(Items from a data source)
......
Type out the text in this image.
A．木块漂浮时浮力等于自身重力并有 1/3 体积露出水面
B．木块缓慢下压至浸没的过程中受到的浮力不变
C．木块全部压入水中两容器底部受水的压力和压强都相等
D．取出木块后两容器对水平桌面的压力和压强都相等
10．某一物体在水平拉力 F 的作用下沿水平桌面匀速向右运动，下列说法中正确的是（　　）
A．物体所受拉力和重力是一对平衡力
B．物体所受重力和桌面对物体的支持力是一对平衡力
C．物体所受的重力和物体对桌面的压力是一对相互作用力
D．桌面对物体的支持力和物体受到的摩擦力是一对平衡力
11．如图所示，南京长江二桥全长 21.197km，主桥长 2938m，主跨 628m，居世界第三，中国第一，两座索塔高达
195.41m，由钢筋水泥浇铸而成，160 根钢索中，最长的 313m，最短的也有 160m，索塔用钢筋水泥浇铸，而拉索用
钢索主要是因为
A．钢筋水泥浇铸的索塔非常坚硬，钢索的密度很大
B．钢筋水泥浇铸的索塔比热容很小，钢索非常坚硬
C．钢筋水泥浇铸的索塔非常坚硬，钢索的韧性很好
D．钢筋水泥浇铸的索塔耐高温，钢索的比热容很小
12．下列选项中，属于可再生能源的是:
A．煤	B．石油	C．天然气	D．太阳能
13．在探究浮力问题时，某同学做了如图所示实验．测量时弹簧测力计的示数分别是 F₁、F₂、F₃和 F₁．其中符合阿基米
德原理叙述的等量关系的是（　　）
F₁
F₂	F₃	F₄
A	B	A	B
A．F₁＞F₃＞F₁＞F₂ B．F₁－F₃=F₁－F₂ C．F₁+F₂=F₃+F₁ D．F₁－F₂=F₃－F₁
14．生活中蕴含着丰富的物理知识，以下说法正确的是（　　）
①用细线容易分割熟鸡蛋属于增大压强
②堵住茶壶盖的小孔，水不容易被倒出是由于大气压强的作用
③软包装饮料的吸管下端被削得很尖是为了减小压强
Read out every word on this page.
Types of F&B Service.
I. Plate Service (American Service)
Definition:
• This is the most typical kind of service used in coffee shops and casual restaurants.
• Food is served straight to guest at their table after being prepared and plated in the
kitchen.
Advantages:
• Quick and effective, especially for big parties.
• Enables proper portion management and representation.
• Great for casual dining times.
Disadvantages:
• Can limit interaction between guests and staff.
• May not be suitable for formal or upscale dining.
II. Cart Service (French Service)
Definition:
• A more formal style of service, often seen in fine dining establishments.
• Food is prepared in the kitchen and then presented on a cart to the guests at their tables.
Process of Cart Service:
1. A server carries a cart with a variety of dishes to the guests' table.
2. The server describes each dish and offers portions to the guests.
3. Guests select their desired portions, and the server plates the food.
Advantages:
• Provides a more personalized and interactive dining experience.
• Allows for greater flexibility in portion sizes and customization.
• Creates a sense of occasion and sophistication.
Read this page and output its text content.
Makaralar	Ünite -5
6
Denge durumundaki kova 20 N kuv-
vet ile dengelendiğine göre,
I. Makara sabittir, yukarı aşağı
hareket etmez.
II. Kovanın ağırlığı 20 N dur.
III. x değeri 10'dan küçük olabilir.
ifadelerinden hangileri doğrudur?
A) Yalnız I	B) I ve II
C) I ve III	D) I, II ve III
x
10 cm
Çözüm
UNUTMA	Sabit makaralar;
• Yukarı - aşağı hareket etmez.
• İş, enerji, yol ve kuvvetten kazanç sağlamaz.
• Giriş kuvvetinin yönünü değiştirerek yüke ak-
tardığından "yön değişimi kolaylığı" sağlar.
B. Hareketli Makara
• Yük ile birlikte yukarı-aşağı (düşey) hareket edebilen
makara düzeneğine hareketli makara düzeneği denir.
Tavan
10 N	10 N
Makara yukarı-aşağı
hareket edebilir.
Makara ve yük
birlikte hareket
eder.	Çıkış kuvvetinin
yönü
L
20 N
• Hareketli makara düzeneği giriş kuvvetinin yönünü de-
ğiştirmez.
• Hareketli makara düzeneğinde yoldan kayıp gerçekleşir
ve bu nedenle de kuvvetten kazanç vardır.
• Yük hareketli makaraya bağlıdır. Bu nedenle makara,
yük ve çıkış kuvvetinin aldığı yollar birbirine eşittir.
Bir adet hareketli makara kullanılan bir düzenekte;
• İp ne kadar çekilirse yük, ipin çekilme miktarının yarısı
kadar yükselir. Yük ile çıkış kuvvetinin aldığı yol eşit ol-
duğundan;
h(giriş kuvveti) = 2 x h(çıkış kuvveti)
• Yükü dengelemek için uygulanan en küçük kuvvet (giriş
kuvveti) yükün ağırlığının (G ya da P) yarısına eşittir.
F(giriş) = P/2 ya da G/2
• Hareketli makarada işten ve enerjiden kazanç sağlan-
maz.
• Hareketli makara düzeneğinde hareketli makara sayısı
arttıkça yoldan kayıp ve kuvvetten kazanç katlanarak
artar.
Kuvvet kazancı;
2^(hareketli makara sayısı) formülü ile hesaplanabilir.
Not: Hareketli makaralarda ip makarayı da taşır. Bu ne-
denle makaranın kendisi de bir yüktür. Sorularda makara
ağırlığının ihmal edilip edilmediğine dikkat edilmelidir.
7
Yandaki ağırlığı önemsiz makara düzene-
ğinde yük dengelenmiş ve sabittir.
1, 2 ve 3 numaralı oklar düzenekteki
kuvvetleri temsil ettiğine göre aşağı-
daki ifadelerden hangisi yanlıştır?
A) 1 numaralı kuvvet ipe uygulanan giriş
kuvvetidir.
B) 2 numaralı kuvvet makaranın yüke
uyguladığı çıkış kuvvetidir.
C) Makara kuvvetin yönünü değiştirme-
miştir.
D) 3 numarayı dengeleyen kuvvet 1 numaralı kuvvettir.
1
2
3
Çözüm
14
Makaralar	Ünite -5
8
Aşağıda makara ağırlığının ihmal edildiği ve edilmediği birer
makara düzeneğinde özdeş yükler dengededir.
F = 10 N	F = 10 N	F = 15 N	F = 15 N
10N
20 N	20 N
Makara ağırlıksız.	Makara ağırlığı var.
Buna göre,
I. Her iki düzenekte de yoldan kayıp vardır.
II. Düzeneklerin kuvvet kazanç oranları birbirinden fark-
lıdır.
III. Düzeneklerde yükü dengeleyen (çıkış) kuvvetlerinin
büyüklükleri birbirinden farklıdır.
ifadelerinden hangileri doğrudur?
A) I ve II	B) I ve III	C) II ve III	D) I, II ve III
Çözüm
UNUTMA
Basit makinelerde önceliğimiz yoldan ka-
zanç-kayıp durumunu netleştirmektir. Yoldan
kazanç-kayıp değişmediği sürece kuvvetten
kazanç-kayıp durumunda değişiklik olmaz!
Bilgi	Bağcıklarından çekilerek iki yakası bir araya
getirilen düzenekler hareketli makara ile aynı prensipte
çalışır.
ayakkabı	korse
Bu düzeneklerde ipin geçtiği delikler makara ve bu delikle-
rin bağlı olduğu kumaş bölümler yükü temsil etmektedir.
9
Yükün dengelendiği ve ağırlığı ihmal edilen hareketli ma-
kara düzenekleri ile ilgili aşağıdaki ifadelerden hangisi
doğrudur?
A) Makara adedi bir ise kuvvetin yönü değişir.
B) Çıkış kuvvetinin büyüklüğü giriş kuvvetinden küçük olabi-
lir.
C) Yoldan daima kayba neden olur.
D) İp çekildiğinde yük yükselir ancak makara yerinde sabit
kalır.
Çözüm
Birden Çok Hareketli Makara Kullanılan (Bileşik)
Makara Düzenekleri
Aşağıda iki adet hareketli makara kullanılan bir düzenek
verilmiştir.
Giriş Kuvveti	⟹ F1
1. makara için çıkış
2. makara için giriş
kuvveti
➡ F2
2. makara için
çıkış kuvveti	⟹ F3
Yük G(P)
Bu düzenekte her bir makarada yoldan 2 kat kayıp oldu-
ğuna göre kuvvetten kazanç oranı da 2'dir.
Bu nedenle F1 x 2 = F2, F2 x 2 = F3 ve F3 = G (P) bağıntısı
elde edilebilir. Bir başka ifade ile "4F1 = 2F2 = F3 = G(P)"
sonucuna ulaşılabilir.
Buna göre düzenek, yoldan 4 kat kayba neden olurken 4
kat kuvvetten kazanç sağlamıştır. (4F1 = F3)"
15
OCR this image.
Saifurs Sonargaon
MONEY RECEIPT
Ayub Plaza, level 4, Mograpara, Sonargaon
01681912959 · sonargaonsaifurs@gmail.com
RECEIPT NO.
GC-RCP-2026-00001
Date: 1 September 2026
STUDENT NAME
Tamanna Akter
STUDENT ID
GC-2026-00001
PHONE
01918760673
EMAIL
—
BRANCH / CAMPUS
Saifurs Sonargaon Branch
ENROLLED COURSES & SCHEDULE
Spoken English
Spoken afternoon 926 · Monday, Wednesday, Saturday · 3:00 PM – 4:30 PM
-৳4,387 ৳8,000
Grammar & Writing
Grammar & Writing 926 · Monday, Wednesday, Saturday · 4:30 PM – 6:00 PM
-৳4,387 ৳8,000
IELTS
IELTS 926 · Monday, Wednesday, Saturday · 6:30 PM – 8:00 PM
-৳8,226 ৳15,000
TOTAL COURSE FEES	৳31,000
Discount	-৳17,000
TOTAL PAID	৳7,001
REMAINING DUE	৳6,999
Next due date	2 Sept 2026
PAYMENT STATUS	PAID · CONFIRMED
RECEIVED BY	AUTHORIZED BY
......
* Exercise requirements
Reproduce only the lines running from the one with "OCR this image." through the final line of the listing above, both ends included.

* Answer for this exercise
OCR this image.
Saifurs Sonargaon
MONEY RECEIPT
Ayub Plaza, level 4, Mograpara, Sonargaon
01681912959 · sonargaonsaifurs@gmail.com
RECEIPT NO.
GC-RCP-2026-00001
Date: 1 September 2026
STUDENT NAME
Tamanna Akter
STUDENT ID
GC-2026-00001
PHONE
01918760673
EMAIL
—
BRANCH / CAMPUS
Saifurs Sonargaon Branch
ENROLLED COURSES & SCHEDULE
Spoken English
Spoken afternoon 926 · Monday, Wednesday, Saturday · 3:00 PM – 4:30 PM
-৳4,387 ৳8,000
Grammar & Writing
Grammar & Writing 926 · Monday, Wednesday, Saturday · 4:30 PM – 6:00 PM
-৳4,387 ৳8,000
IELTS
IELTS 926 · Monday, Wednesday, Saturday · 6:30 PM – 8:00 PM
-৳8,226 ৳15,000
TOTAL COURSE FEES	৳31,000
Discount	-৳17,000
TOTAL PAID	৳7,001
REMAINING DUE	৳6,999
Next due date	2 Sept 2026
PAYMENT STATUS	PAID · CONFIRMED
RECEIVED BY	AUTHORIZED BY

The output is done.